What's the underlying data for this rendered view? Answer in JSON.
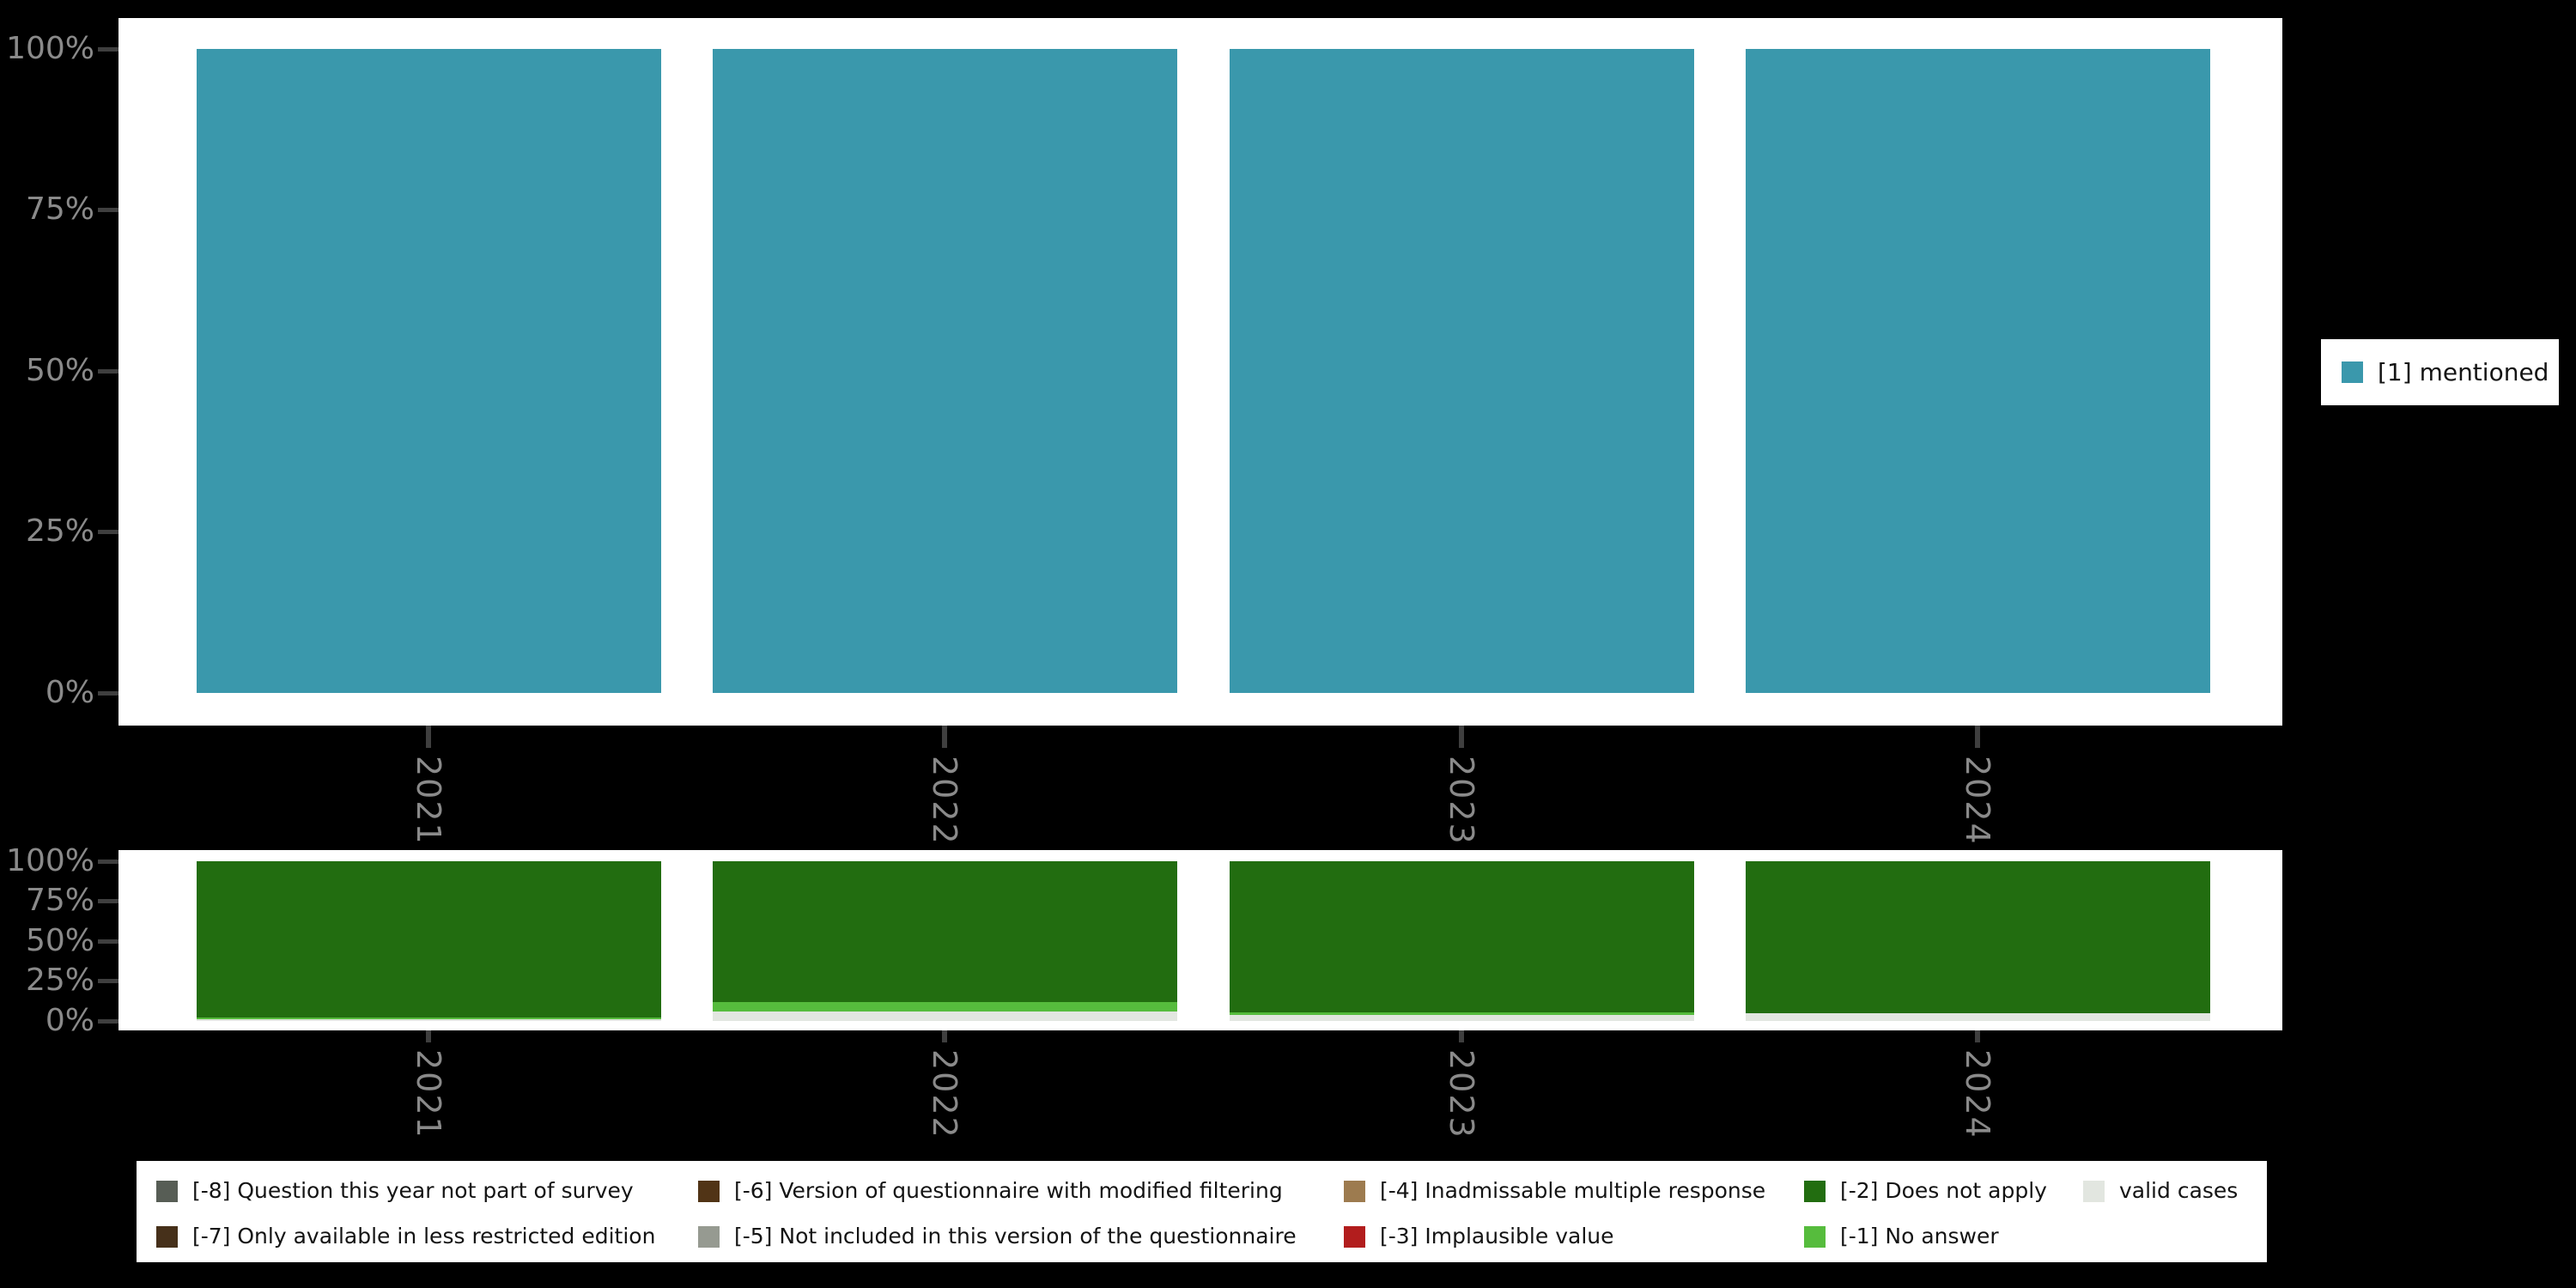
{
  "colors": {
    "background": "#000000",
    "panel": "#ffffff",
    "axis_text": "#8a8a8a",
    "tick": "#3f3f3f",
    "mentioned": "#3a98ac",
    "does_not_apply": "#226d10",
    "no_answer": "#56bc3d",
    "valid_cases": "#e2e6e0"
  },
  "top_legend": {
    "label": "[1] mentioned",
    "color": "#3a98ac"
  },
  "missing_legend": {
    "items": [
      {
        "label": "[-8] Question this year not part of survey",
        "color": "#575d55",
        "row": 0,
        "col": 0
      },
      {
        "label": "[-7] Only available in less restricted edition",
        "color": "#46301a",
        "row": 1,
        "col": 0
      },
      {
        "label": "[-6] Version of questionnaire with modified filtering",
        "color": "#513416",
        "row": 0,
        "col": 1
      },
      {
        "label": "[-5] Not included in this version of the questionnaire",
        "color": "#969a91",
        "row": 1,
        "col": 1
      },
      {
        "label": "[-4] Inadmissable multiple response",
        "color": "#9d7b4f",
        "row": 0,
        "col": 2
      },
      {
        "label": "[-3] Implausible value",
        "color": "#b21d1d",
        "row": 1,
        "col": 2
      },
      {
        "label": "[-2] Does not apply",
        "color": "#226d10",
        "row": 0,
        "col": 3
      },
      {
        "label": "[-1] No answer",
        "color": "#56bc3d",
        "row": 1,
        "col": 3
      },
      {
        "label": "valid cases",
        "color": "#e2e6e0",
        "row": 0,
        "col": 4
      }
    ]
  },
  "chart_data": [
    {
      "type": "bar",
      "stacked": true,
      "title": "",
      "categories": [
        "2021",
        "2022",
        "2023",
        "2024"
      ],
      "y_tick_labels": [
        "100%",
        "75%",
        "50%",
        "25%",
        "0%"
      ],
      "ylim": [
        0,
        100
      ],
      "grid": false,
      "legend_position": "right",
      "series": [
        {
          "name": "[1] mentioned",
          "color": "#3a98ac",
          "values": [
            100,
            100,
            100,
            100
          ]
        }
      ]
    },
    {
      "type": "bar",
      "stacked": true,
      "title": "",
      "categories": [
        "2021",
        "2022",
        "2023",
        "2024"
      ],
      "y_tick_labels": [
        "100%",
        "75%",
        "50%",
        "25%",
        "0%"
      ],
      "ylim": [
        0,
        100
      ],
      "grid": false,
      "legend_position": "bottom",
      "series": [
        {
          "name": "valid cases",
          "color": "#e2e6e0",
          "values": [
            1.1,
            5.9,
            3.8,
            4.8
          ]
        },
        {
          "name": "[-1] No answer",
          "color": "#56bc3d",
          "values": [
            1.1,
            5.9,
            1.6,
            0
          ]
        },
        {
          "name": "[-2] Does not apply",
          "color": "#226d10",
          "values": [
            97.8,
            88.2,
            94.6,
            95.2
          ]
        }
      ]
    }
  ]
}
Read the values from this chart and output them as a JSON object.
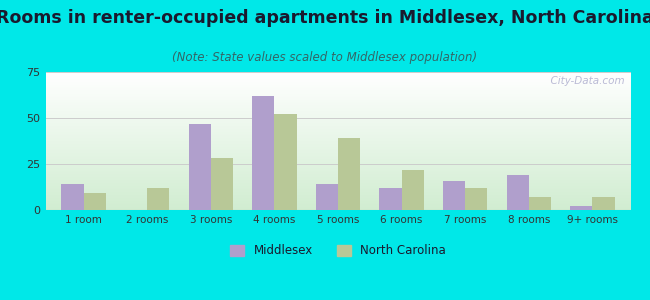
{
  "title": "Rooms in renter-occupied apartments in Middlesex, North Carolina",
  "subtitle": "(Note: State values scaled to Middlesex population)",
  "categories": [
    "1 room",
    "2 rooms",
    "3 rooms",
    "4 rooms",
    "5 rooms",
    "6 rooms",
    "7 rooms",
    "8 rooms",
    "9+ rooms"
  ],
  "middlesex_values": [
    14,
    0,
    47,
    62,
    14,
    12,
    16,
    19,
    2
  ],
  "nc_values": [
    9,
    12,
    28,
    52,
    39,
    22,
    12,
    7,
    7
  ],
  "middlesex_color": "#b09fcc",
  "nc_color": "#b8c897",
  "ylim": [
    0,
    75
  ],
  "yticks": [
    0,
    25,
    50,
    75
  ],
  "background_color": "#00e8e8",
  "grid_color": "#cccccc",
  "title_fontsize": 12.5,
  "subtitle_fontsize": 8.5,
  "legend_labels": [
    "Middlesex",
    "North Carolina"
  ],
  "bar_width": 0.35,
  "watermark": "  City-Data.com"
}
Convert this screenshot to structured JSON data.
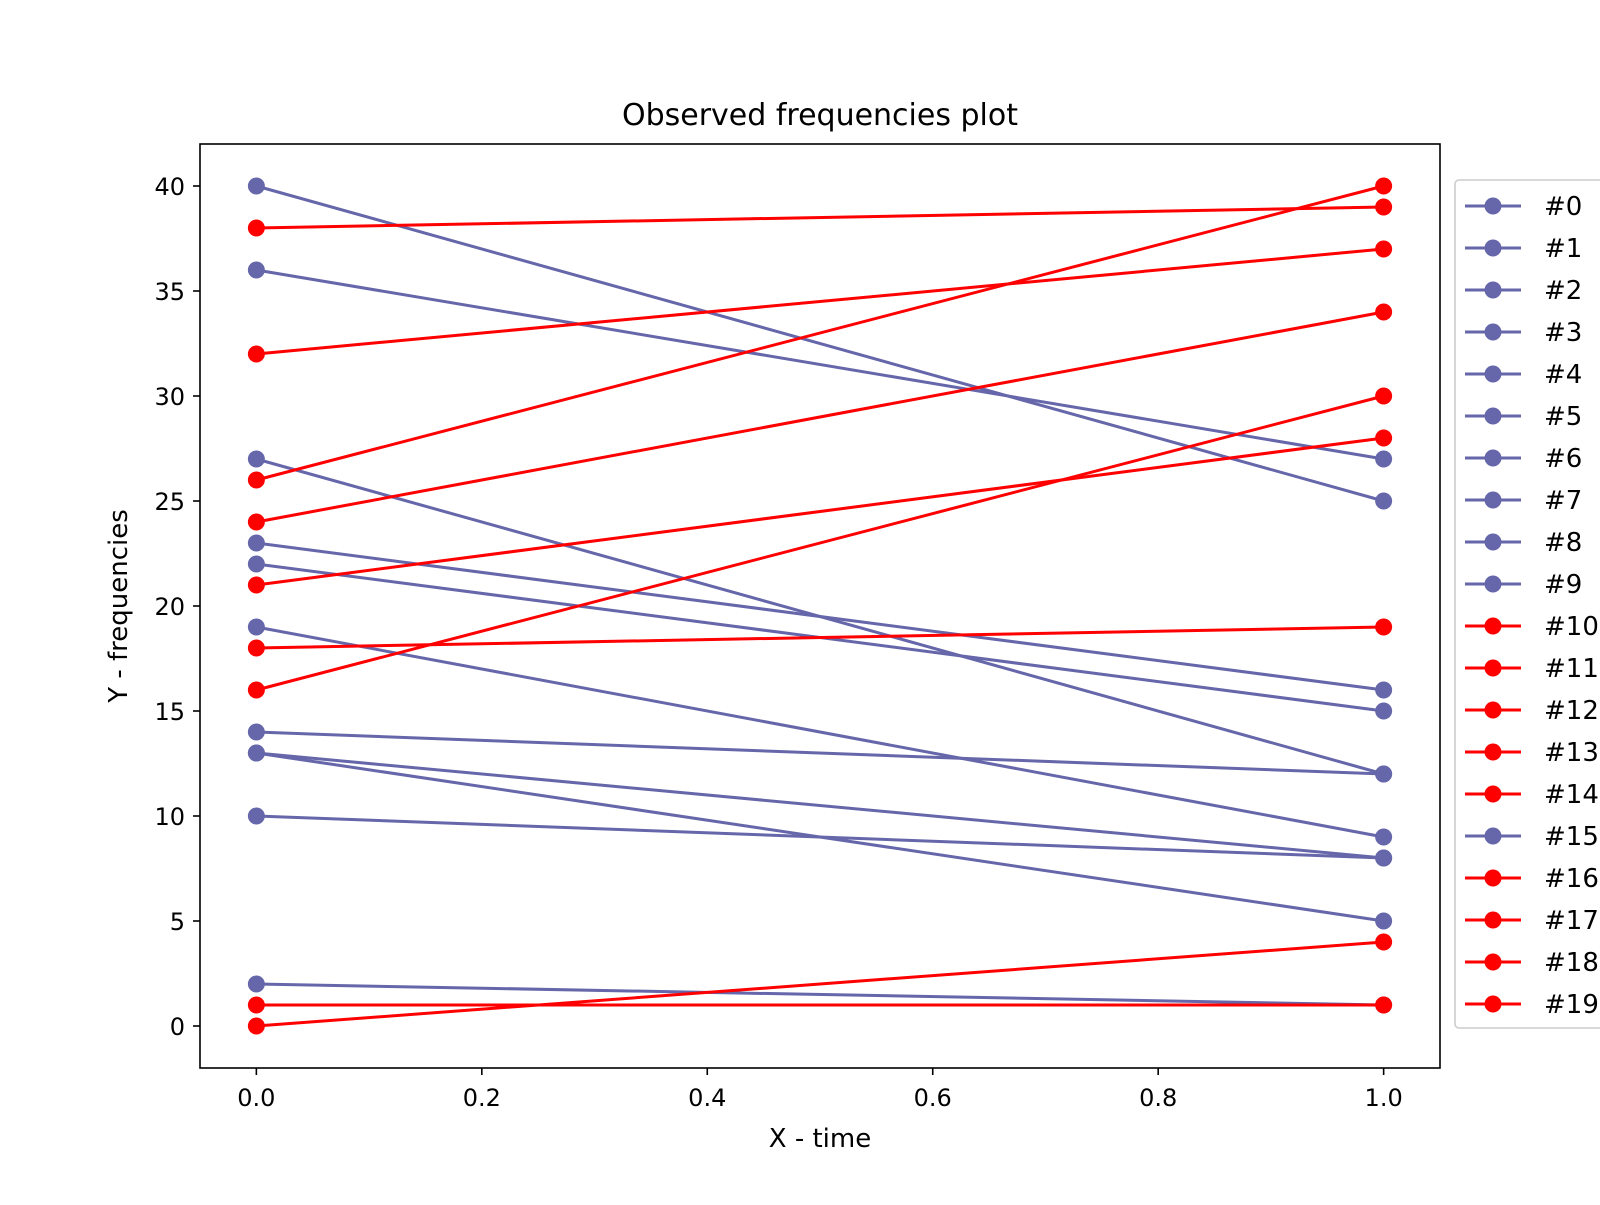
{
  "chart_data": {
    "type": "line",
    "title": "Observed frequencies plot",
    "xlabel": "X - time",
    "ylabel": "Y - frequencies",
    "xlim": [
      -0.05,
      1.05
    ],
    "ylim": [
      -2,
      42
    ],
    "x_ticks": [
      "0.0",
      "0.2",
      "0.4",
      "0.6",
      "0.8",
      "1.0"
    ],
    "y_ticks": [
      "0",
      "5",
      "10",
      "15",
      "20",
      "25",
      "30",
      "35",
      "40"
    ],
    "grid": false,
    "legend_position": "outside-right",
    "markers": true,
    "colors": {
      "blue": "#6666aa",
      "red": "#ff0000"
    },
    "x": [
      0,
      1
    ],
    "series": [
      {
        "name": "#0",
        "color": "#6666aa",
        "values": [
          10,
          8
        ]
      },
      {
        "name": "#1",
        "color": "#6666aa",
        "values": [
          22,
          15
        ]
      },
      {
        "name": "#2",
        "color": "#6666aa",
        "values": [
          13,
          5
        ]
      },
      {
        "name": "#3",
        "color": "#6666aa",
        "values": [
          27,
          12
        ]
      },
      {
        "name": "#4",
        "color": "#6666aa",
        "values": [
          2,
          1
        ]
      },
      {
        "name": "#5",
        "color": "#6666aa",
        "values": [
          19,
          9
        ]
      },
      {
        "name": "#6",
        "color": "#6666aa",
        "values": [
          13,
          8
        ]
      },
      {
        "name": "#7",
        "color": "#6666aa",
        "values": [
          36,
          27
        ]
      },
      {
        "name": "#8",
        "color": "#6666aa",
        "values": [
          23,
          16
        ]
      },
      {
        "name": "#9",
        "color": "#6666aa",
        "values": [
          40,
          25
        ]
      },
      {
        "name": "#10",
        "color": "#ff0000",
        "values": [
          26,
          40
        ]
      },
      {
        "name": "#11",
        "color": "#ff0000",
        "values": [
          38,
          39
        ]
      },
      {
        "name": "#12",
        "color": "#ff0000",
        "values": [
          0,
          4
        ]
      },
      {
        "name": "#13",
        "color": "#ff0000",
        "values": [
          32,
          37
        ]
      },
      {
        "name": "#14",
        "color": "#ff0000",
        "values": [
          24,
          34
        ]
      },
      {
        "name": "#15",
        "color": "#6666aa",
        "values": [
          14,
          12
        ]
      },
      {
        "name": "#16",
        "color": "#ff0000",
        "values": [
          16,
          30
        ]
      },
      {
        "name": "#17",
        "color": "#ff0000",
        "values": [
          21,
          28
        ]
      },
      {
        "name": "#18",
        "color": "#ff0000",
        "values": [
          18,
          19
        ]
      },
      {
        "name": "#19",
        "color": "#ff0000",
        "values": [
          1,
          1
        ]
      }
    ]
  }
}
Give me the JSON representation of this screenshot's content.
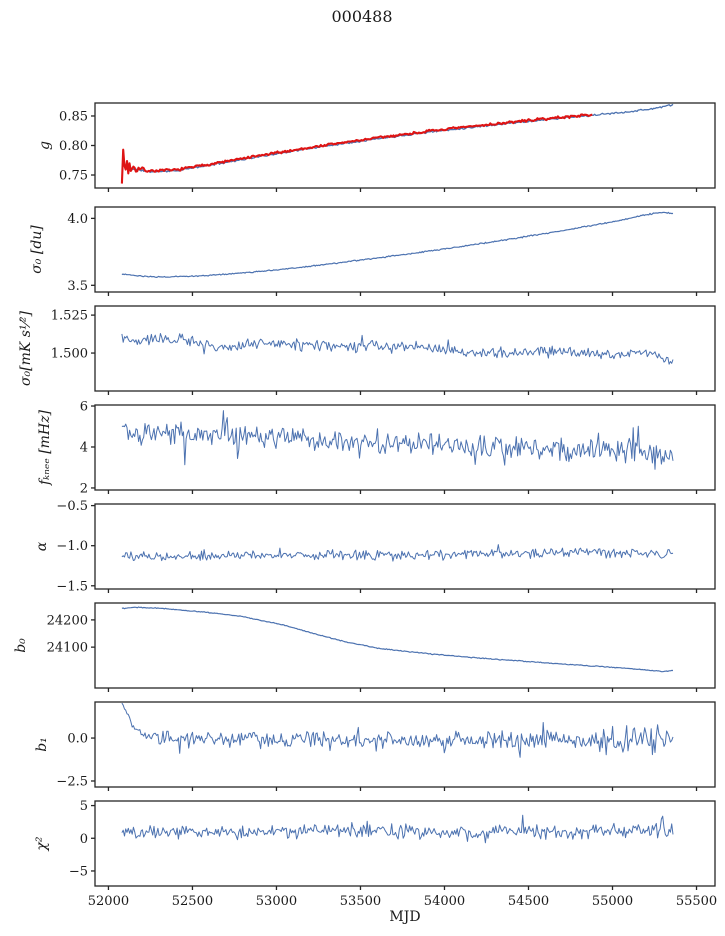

·····

:: Task directions ::
Search the records above for "frequencies". Copy each line where it is found.

:: Result of the exercise ::
    "title": "Observed frequencies plot",
    "ylabel": "Y - frequencies",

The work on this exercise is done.